Task description:
The entries below should be quoted exactly, with no pictures carried over.

::: Dataset excerpts :::

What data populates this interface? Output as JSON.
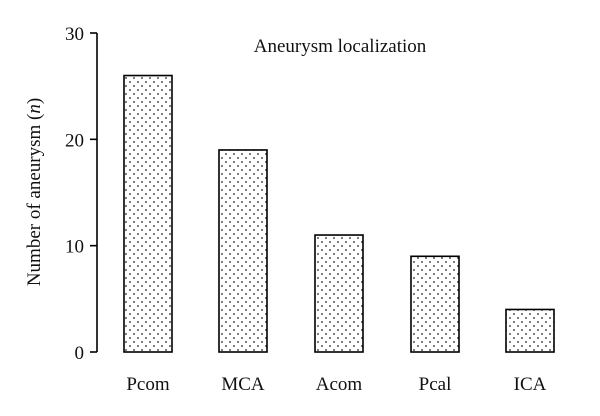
{
  "chart_data": {
    "type": "bar",
    "title": "Aneurysm localization",
    "xlabel": "",
    "ylabel_main": "Number of aneurysm (",
    "ylabel_italic": "n",
    "ylabel_close": ")",
    "categories": [
      "Pcom",
      "MCA",
      "Acom",
      "Pcal",
      "ICA"
    ],
    "values": [
      26,
      19,
      11,
      9,
      4
    ],
    "ylim": [
      0,
      30
    ],
    "yticks": [
      0,
      10,
      20,
      30
    ],
    "bar_fill": "dotted",
    "grid": false,
    "legend": "none"
  }
}
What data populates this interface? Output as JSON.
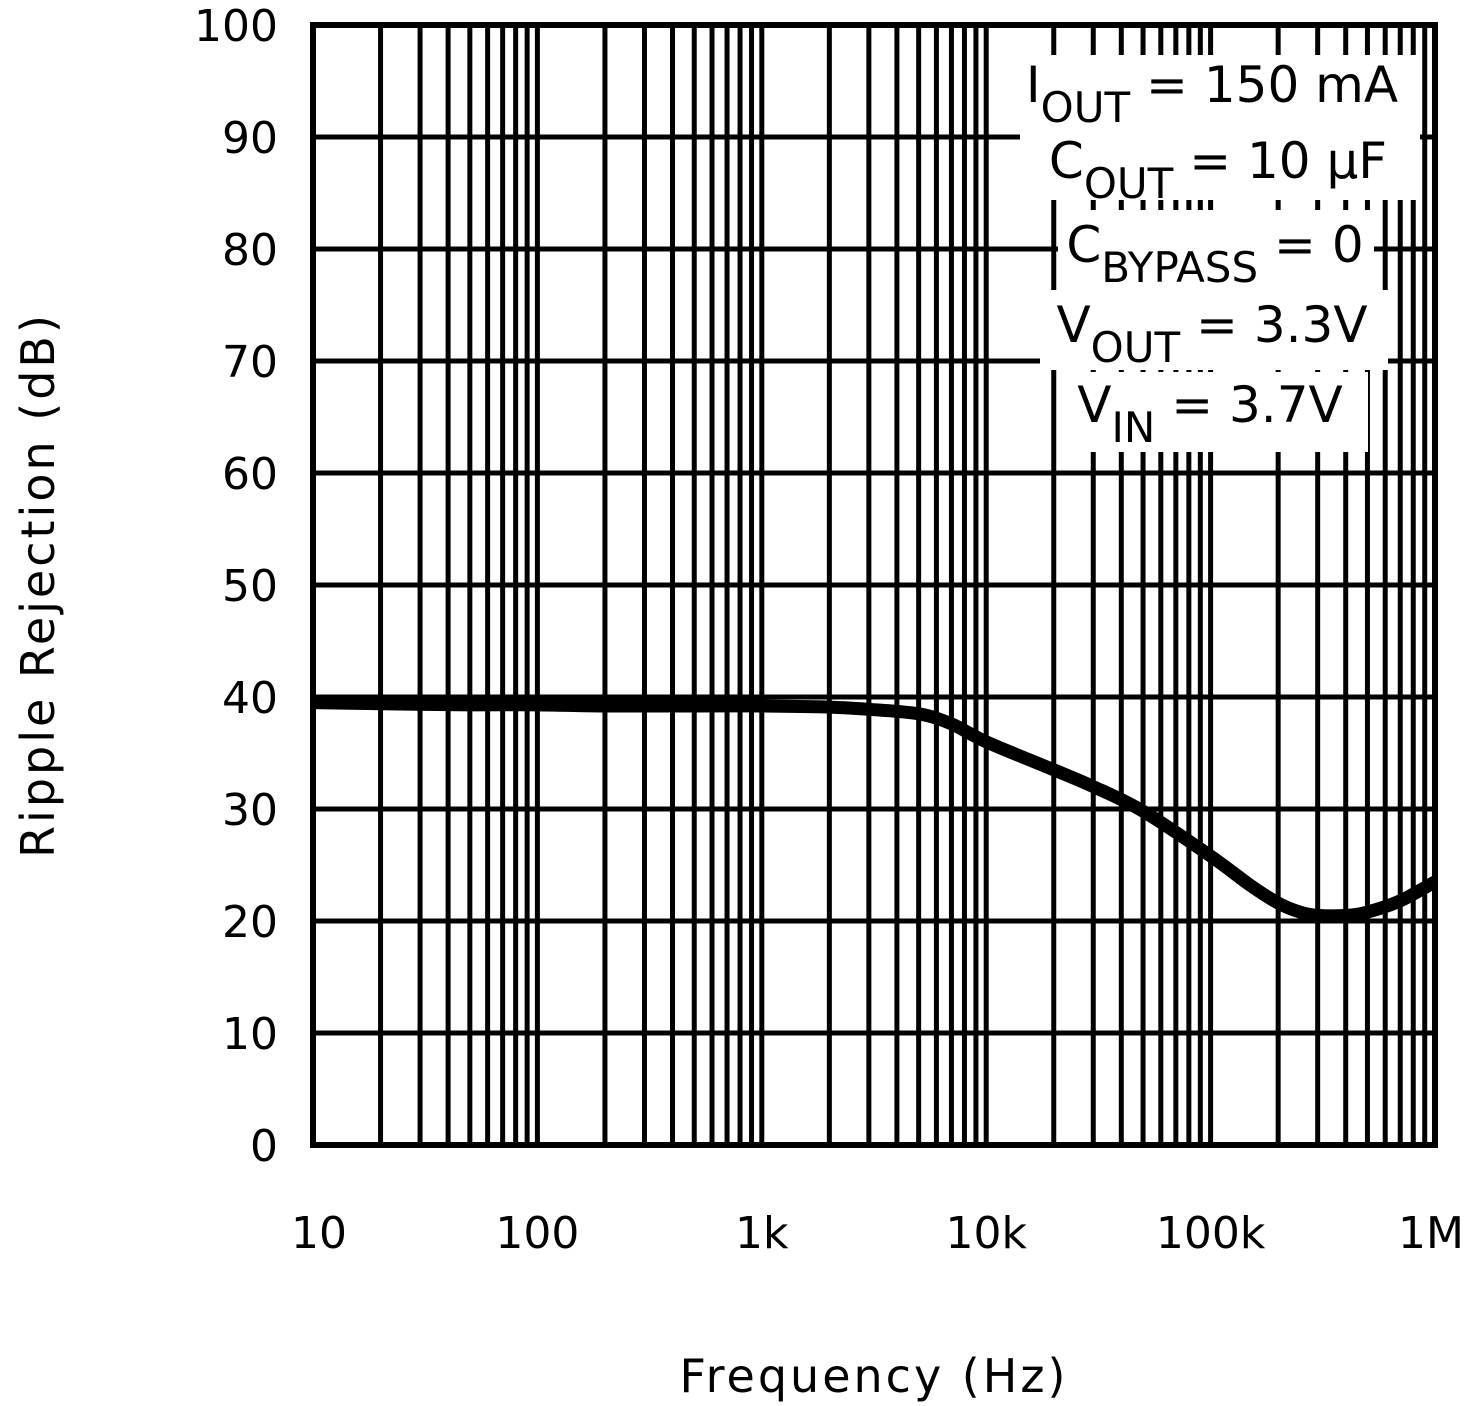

:::

Output:
What data populates this interface? Output as JSON.
{
  "chart_data": {
    "type": "bar",
    "title": "Aneurysm localization",
    "xlabel": "",
    "ylabel_main": "Number of aneurysm (",
    "ylabel_italic": "n",
    "ylabel_close": ")",
    "categories": [
      "Pcom",
      "MCA",
      "Acom",
      "Pcal",
      "ICA"
    ],
    "values": [
      26,
      19,
      11,
      9,
      4
    ],
    "ylim": [
      0,
      30
    ],
    "yticks": [
      0,
      10,
      20,
      30
    ],
    "bar_fill": "dotted",
    "grid": false,
    "legend": "none"
  }
}
What data populates this interface? Output as JSON.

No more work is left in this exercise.